(Dataset entries)
···

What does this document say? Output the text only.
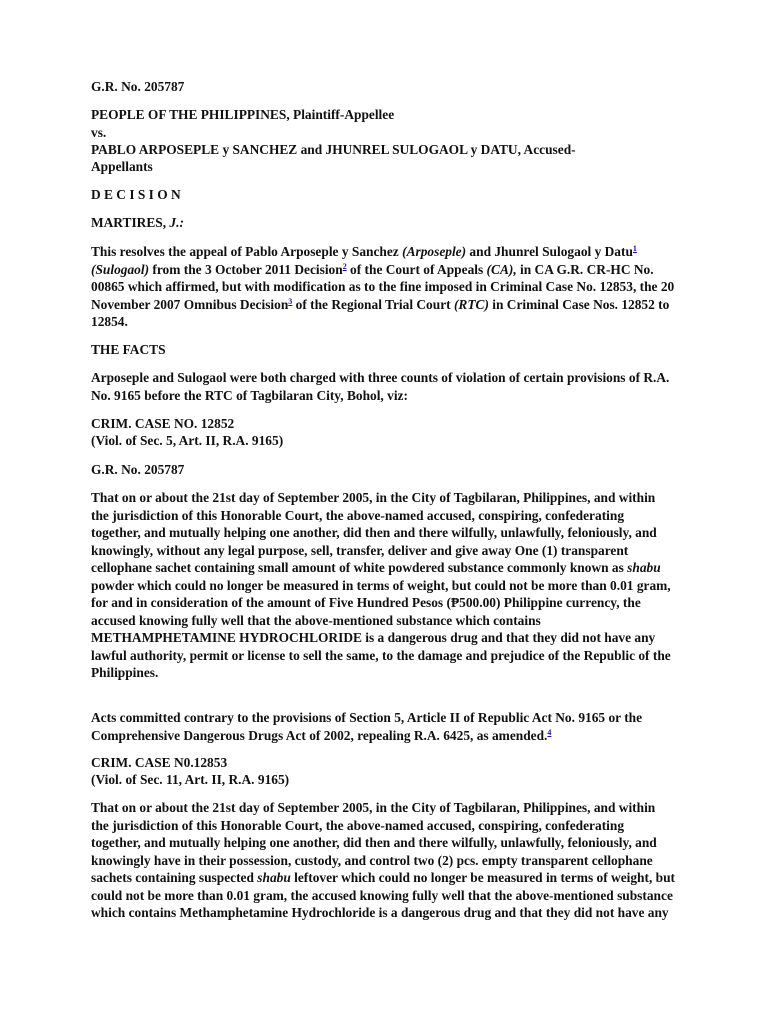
G.R. No. 205787

PEOPLE OF THE PHILIPPINES, Plaintiff-Appellee

vs.

PABLO ARPOSEPLE y SANCHEZ and JHUNREL SULOGAOL y DATU, Accused-

Appellants

D E C I S I O N

MARTIRES, J.:

This resolves the appeal of Pablo Arposeple y Sanchez (Arposeple) and Jhunrel Sulogaol y Datu$^1$ (Sulogaol) from the 3 October 2011 Decision$^2$ of the Court of Appeals (CA), in CA G.R. CR-HC No. 00865 which affirmed, but with modification as to the fine imposed in Criminal Case No. 12853, the 20 November 2007 Omnibus Decision$^3$ of the Regional Trial Court (RTC) in Criminal Case Nos. 12852 to 12854.

THE FACTS

Arposeple and Sulogaol were both charged with three counts of violation of certain provisions of R.A. No. 9165 before the RTC of Tagbilaran City, Bohol, viz:

CRIM. CASE NO. 12852

(Viol. of Sec. 5, Art. II, R.A. 9165)

G.R. No. 205787

That on or about the 21st day of September 2005, in the City of Tagbilaran, Philippines, and within the jurisdiction of this Honorable Court, the above-named accused, conspiring, confederating together, and mutually helping one another, did then and there wilfully, unlawfully, feloniously, and knowingly, without any legal purpose, sell, transfer, deliver and give away One (1) transparent cellophane sachet containing small amount of white powdered substance commonly known as shabu powder which could no longer be measured in terms of weight, but could not be more than 0.01 gram, for and in consideration of the amount of Five Hundred Pesos (₱500.00) Philippine currency, the accused knowing fully well that the above-mentioned substance which contains METHAMPHETAMINE HYDROCHLORIDE is a dangerous drug and that they did not have any lawful authority, permit or license to sell the same, to the damage and prejudice of the Republic of the Philippines.

Acts committed contrary to the provisions of Section 5, Article II of Republic Act No. 9165 or the Comprehensive Dangerous Drugs Act of 2002, repealing R.A. 6425, as amended.$^4$

CRIM. CASE N0.12853

(Viol. of Sec. 11, Art. II, R.A. 9165)

That on or about the 21st day of September 2005, in the City of Tagbilaran, Philippines, and within the jurisdiction of this Honorable Court, the above-named accused, conspiring, confederating together, and mutually helping one another, did then and there wilfully, unlawfully, feloniously, and knowingly have in their possession, custody, and control two (2) pcs. empty transparent cellophane sachets containing suspected shabu leftover which could no longer be measured in terms of weight, but could not be more than 0.01 gram, the accused knowing fully well that the above-mentioned substance which contains Methamphetamine Hydrochloride is a dangerous drug and that they did not have any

···

REQUIREMENT | Scan the lines for the string "there". Copy out each line that matches.

SOLUTION BELOW |
That on or about the 21st day of September 2005, in the City of Tagbilaran, Philippines, and within the jurisdiction of this Honorable Court, the above-named accused, conspiring, confederating together, and mutually helping one another, did then and there wilfully, unlawfully, feloniously, and knowingly, without any legal purpose, sell, transfer, deliver and give away One (1) transparent cellophane sachet containing small amount of white powdered substance commonly known as shabu powder which could no longer be measured in terms of weight, but could not be more than 0.01 gram, for and in consideration of the amount of Five Hundred Pesos (₱500.00) Philippine currency, the accused knowing fully well that the above-mentioned substance which contains METHAMPHETAMINE HYDROCHLORIDE is a dangerous drug and that they did not have any lawful authority, permit or license to sell the same, to the damage and prejudice of the Republic of the Philippines.
That on or about the 21st day of September 2005, in the City of Tagbilaran, Philippines, and within the jurisdiction of this Honorable Court, the above-named accused, conspiring, confederating together, and mutually helping one another, did then and there wilfully, unlawfully, feloniously, and knowingly have in their possession, custody, and control two (2) pcs. empty transparent cellophane sachets containing suspected shabu leftover which could no longer be measured in terms of weight, but could not be more than 0.01 gram, the accused knowing fully well that the above-mentioned substance which contains Methamphetamine Hydrochloride is a dangerous drug and that they did not have any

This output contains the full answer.